## Work required
Search the material below for the string "ocean" and extract each line that has it.

#### Extracted information ####

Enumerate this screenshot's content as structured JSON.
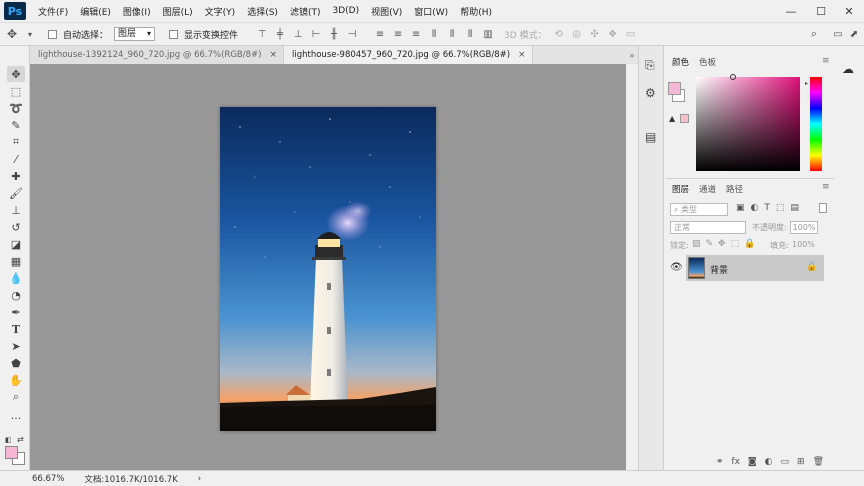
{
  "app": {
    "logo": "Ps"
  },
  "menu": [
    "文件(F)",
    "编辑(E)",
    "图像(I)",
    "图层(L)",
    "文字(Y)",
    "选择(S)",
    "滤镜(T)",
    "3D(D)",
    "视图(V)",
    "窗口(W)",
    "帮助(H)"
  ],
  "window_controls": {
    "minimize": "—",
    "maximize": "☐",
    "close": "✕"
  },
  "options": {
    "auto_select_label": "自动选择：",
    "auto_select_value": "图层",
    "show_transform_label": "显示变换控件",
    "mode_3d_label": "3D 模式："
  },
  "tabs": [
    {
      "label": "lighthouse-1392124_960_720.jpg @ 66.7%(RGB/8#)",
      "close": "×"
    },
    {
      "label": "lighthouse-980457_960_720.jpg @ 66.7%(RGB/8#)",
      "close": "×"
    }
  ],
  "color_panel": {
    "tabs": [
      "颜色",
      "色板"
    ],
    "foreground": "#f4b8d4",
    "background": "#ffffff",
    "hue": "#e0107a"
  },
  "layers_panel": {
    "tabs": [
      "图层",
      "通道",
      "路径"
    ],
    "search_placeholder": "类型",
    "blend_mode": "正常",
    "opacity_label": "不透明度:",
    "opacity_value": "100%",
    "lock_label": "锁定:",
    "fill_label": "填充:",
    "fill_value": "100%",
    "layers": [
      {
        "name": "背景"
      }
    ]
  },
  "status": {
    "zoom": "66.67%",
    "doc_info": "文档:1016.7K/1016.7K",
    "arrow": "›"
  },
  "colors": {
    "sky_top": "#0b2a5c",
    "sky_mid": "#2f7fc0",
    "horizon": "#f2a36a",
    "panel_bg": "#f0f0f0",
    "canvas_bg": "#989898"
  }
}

####
#### Extracted information ####

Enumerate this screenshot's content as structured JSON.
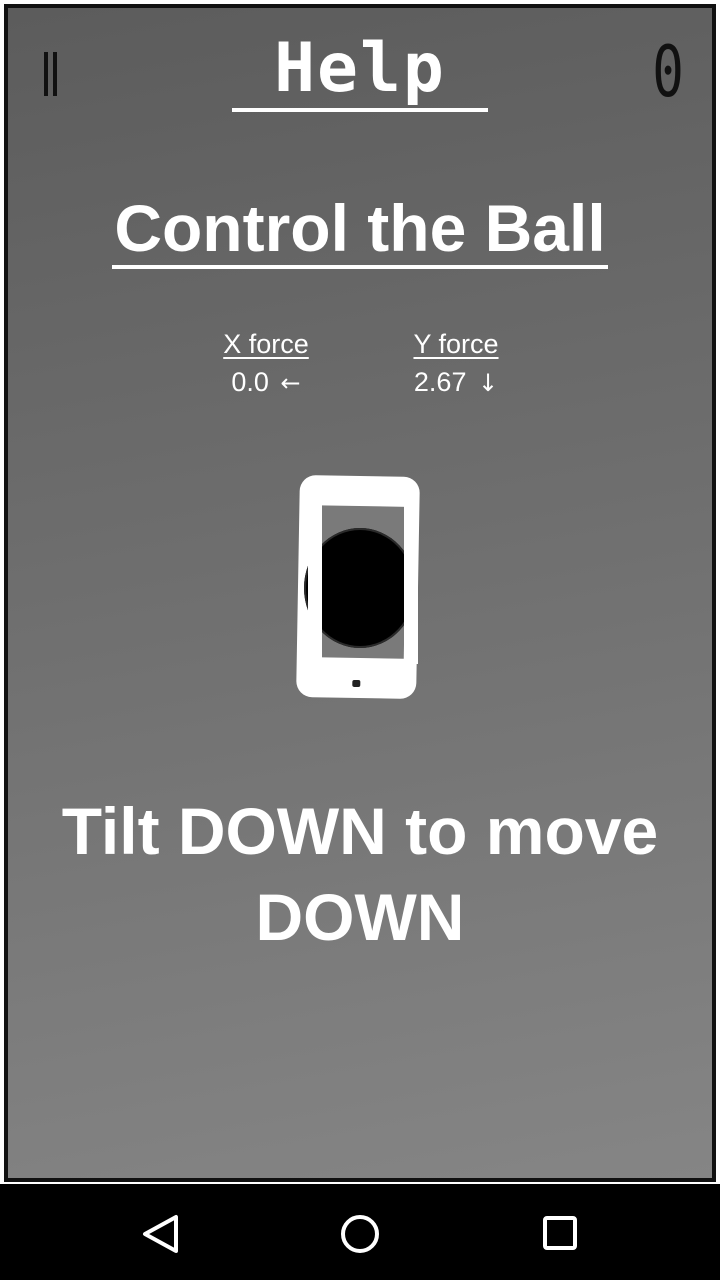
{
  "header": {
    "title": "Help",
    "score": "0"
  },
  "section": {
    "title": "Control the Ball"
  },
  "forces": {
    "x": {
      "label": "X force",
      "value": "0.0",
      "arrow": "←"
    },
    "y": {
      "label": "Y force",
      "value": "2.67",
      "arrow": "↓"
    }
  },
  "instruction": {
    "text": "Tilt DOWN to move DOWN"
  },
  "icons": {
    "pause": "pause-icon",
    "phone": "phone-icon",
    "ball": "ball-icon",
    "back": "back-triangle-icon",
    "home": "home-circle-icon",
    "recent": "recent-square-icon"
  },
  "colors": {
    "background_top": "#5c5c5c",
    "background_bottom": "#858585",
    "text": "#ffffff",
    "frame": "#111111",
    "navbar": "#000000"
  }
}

####
#### Extracted information ####

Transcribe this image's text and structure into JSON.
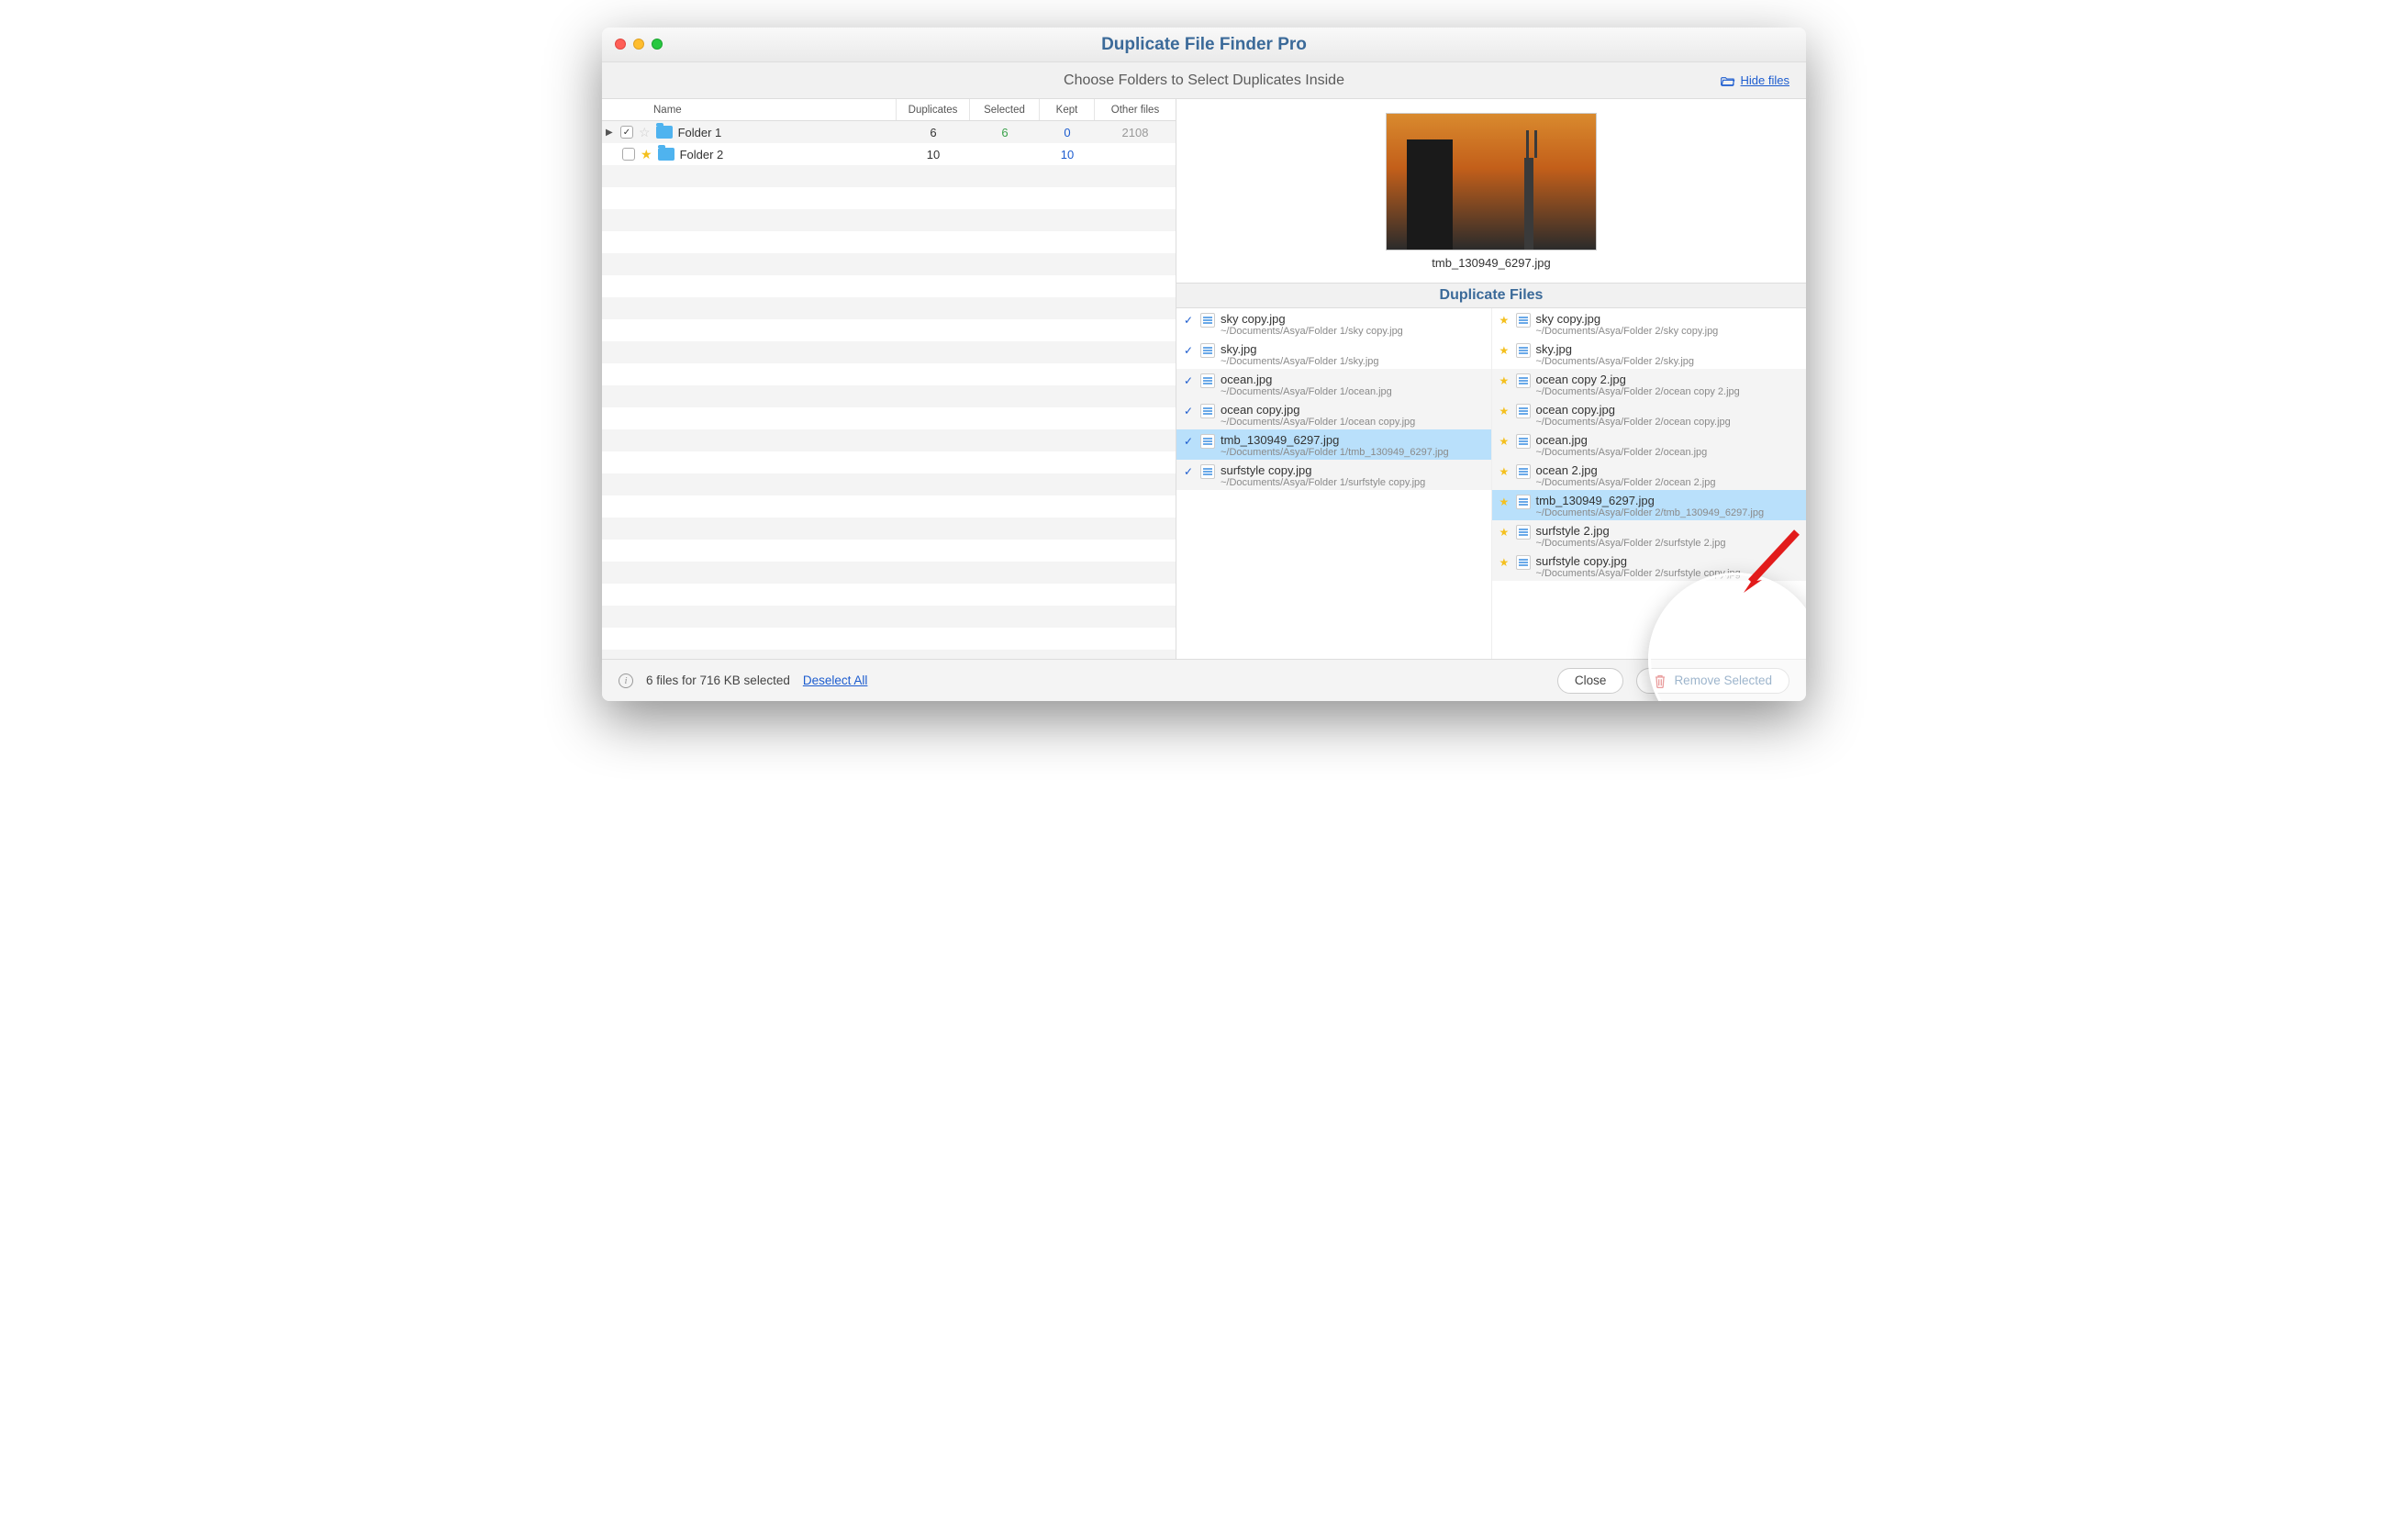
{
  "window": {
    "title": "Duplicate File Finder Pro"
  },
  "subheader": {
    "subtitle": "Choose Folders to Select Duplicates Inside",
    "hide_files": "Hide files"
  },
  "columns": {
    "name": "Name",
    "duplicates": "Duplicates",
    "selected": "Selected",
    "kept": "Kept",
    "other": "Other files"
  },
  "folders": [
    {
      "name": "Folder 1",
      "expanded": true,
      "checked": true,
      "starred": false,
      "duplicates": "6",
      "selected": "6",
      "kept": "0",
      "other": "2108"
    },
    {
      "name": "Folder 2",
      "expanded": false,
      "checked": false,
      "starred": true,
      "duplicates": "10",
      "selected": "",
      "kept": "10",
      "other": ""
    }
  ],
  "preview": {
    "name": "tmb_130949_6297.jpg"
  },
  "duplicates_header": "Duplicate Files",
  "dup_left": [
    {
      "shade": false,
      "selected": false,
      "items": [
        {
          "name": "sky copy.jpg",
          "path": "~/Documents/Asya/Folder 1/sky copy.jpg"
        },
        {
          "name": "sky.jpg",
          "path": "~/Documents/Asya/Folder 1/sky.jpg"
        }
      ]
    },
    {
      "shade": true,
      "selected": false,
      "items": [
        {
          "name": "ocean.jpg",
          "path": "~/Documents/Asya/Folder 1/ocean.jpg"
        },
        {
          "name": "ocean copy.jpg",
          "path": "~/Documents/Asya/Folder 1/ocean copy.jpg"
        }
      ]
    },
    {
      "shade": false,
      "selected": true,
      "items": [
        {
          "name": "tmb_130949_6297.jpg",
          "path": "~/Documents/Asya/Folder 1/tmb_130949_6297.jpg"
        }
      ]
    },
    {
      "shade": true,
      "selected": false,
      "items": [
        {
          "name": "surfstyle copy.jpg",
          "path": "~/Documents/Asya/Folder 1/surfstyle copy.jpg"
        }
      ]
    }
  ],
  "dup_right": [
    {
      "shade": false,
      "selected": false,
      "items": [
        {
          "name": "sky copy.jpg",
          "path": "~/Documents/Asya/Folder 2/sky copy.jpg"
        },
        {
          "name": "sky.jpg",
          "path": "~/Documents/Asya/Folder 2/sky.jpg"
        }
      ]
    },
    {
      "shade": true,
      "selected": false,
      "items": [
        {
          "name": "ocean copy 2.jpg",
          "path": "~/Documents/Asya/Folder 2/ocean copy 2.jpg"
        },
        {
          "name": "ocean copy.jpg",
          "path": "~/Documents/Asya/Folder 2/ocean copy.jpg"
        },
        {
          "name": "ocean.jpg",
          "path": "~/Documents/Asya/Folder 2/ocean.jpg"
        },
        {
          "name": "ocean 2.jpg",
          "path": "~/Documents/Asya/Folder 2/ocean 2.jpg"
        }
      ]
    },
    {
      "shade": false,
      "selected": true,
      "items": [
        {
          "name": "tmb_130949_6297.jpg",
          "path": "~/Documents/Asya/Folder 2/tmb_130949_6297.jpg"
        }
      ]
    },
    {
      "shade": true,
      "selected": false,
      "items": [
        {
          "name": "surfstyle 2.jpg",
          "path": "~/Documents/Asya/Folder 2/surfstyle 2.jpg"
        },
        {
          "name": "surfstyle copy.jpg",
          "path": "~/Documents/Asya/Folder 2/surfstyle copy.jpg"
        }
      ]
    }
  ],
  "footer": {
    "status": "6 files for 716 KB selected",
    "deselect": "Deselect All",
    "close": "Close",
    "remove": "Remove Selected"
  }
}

####

## Worked solution
          "name": "ocean.jpg",
          "path": "~/Documents/Asya/Folder 1/ocean.jpg"
          "name": "ocean copy.jpg",
          "path": "~/Documents/Asya/Folder 1/ocean copy.jpg"
          "name": "ocean copy 2.jpg",
          "path": "~/Documents/Asya/Folder 2/ocean copy 2.jpg"
          "name": "ocean copy.jpg",
          "path": "~/Documents/Asya/Folder 2/ocean copy.jpg"
          "name": "ocean.jpg",
          "path": "~/Documents/Asya/Folder 2/ocean.jpg"
          "name": "ocean 2.jpg",
          "path": "~/Documents/Asya/Folder 2/ocean 2.jpg"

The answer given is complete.